Element and box listings:
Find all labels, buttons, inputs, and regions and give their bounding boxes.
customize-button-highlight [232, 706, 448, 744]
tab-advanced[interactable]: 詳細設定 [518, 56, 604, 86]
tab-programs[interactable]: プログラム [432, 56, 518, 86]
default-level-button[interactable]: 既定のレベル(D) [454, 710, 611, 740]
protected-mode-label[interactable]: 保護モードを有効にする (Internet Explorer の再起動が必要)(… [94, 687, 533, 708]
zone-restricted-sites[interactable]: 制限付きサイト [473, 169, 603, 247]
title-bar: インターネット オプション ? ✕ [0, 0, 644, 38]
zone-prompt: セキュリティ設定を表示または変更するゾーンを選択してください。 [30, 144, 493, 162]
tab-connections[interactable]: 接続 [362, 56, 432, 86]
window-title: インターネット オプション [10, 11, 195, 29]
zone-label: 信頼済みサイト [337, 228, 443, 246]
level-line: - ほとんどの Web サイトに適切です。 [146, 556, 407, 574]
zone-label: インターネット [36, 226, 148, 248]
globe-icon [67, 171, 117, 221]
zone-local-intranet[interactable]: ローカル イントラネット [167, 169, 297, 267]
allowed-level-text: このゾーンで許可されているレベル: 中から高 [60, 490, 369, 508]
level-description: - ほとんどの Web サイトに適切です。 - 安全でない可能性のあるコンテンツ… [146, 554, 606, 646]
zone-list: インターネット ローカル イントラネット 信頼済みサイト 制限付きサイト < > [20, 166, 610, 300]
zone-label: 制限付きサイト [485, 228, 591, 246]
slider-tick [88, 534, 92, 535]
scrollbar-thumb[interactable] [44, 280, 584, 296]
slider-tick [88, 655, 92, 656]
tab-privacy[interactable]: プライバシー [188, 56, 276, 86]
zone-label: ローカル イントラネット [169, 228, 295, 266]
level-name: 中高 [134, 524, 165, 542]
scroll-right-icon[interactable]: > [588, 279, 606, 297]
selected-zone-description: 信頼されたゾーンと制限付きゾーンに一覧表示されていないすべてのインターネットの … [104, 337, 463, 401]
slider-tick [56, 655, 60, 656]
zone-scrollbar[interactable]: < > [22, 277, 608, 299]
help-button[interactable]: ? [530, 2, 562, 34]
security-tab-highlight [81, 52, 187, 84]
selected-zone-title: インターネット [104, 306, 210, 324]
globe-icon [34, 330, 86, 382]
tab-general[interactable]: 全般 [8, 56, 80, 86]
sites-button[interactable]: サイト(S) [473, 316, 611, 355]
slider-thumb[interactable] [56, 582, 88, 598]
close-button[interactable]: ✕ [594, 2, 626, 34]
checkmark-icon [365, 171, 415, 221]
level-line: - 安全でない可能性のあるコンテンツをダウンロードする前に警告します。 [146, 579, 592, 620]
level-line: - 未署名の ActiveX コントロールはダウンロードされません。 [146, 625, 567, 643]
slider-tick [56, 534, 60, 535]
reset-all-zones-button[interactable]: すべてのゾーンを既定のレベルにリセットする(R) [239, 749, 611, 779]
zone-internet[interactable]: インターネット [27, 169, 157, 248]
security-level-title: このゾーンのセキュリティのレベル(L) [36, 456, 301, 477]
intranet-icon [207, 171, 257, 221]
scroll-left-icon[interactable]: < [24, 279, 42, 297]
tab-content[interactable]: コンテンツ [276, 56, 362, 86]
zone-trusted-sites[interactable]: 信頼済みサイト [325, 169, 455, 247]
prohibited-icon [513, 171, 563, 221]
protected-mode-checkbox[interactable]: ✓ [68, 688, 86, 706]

* EXERCISE DETAILS *
Copy every line of the listing above verbatim, without changing any character.

* TASK RESPONSE *
Find all labels, buttons, inputs, and regions and give their bounding boxes.
customize-button-highlight [232, 706, 448, 744]
tab-advanced[interactable]: 詳細設定 [518, 56, 604, 86]
tab-programs[interactable]: プログラム [432, 56, 518, 86]
default-level-button[interactable]: 既定のレベル(D) [454, 710, 611, 740]
protected-mode-label[interactable]: 保護モードを有効にする (Internet Explorer の再起動が必要)(… [94, 687, 533, 708]
zone-restricted-sites[interactable]: 制限付きサイト [473, 169, 603, 247]
title-bar: インターネット オプション ? ✕ [0, 0, 644, 38]
zone-prompt: セキュリティ設定を表示または変更するゾーンを選択してください。 [30, 144, 493, 162]
tab-connections[interactable]: 接続 [362, 56, 432, 86]
window-title: インターネット オプション [10, 11, 195, 29]
zone-label: 信頼済みサイト [337, 228, 443, 246]
level-line: - ほとんどの Web サイトに適切です。 [146, 556, 407, 574]
zone-label: インターネット [36, 226, 148, 248]
globe-icon [67, 171, 117, 221]
zone-local-intranet[interactable]: ローカル イントラネット [167, 169, 297, 267]
allowed-level-text: このゾーンで許可されているレベル: 中から高 [60, 490, 369, 508]
level-description: - ほとんどの Web サイトに適切です。 - 安全でない可能性のあるコンテンツ… [146, 554, 606, 646]
zone-list: インターネット ローカル イントラネット 信頼済みサイト 制限付きサイト < > [20, 166, 610, 300]
zone-label: 制限付きサイト [485, 228, 591, 246]
slider-tick [88, 534, 92, 535]
scrollbar-thumb[interactable] [44, 280, 584, 296]
slider-tick [88, 655, 92, 656]
tab-privacy[interactable]: プライバシー [188, 56, 276, 86]
zone-label: ローカル イントラネット [169, 228, 295, 266]
level-name: 中高 [134, 524, 165, 542]
scroll-right-icon[interactable]: > [588, 279, 606, 297]
selected-zone-description: 信頼されたゾーンと制限付きゾーンに一覧表示されていないすべてのインターネットの … [104, 337, 463, 401]
slider-tick [56, 655, 60, 656]
zone-scrollbar[interactable]: < > [22, 277, 608, 299]
help-button[interactable]: ? [530, 2, 562, 34]
security-tab-highlight [81, 52, 187, 84]
selected-zone-title: インターネット [104, 306, 210, 324]
globe-icon [34, 330, 86, 382]
tab-general[interactable]: 全般 [8, 56, 80, 86]
sites-button[interactable]: サイト(S) [473, 316, 611, 355]
slider-thumb[interactable] [56, 582, 88, 598]
close-button[interactable]: ✕ [594, 2, 626, 34]
checkmark-icon [365, 171, 415, 221]
level-line: - 安全でない可能性のあるコンテンツをダウンロードする前に警告します。 [146, 579, 592, 620]
level-line: - 未署名の ActiveX コントロールはダウンロードされません。 [146, 625, 567, 643]
slider-tick [56, 534, 60, 535]
reset-all-zones-button[interactable]: すべてのゾーンを既定のレベルにリセットする(R) [239, 749, 611, 779]
zone-internet[interactable]: インターネット [27, 169, 157, 248]
security-level-title: このゾーンのセキュリティのレベル(L) [36, 456, 301, 477]
intranet-icon [207, 171, 257, 221]
scroll-left-icon[interactable]: < [24, 279, 42, 297]
tab-content[interactable]: コンテンツ [276, 56, 362, 86]
zone-trusted-sites[interactable]: 信頼済みサイト [325, 169, 455, 247]
prohibited-icon [513, 171, 563, 221]
protected-mode-checkbox[interactable]: ✓ [68, 688, 86, 706]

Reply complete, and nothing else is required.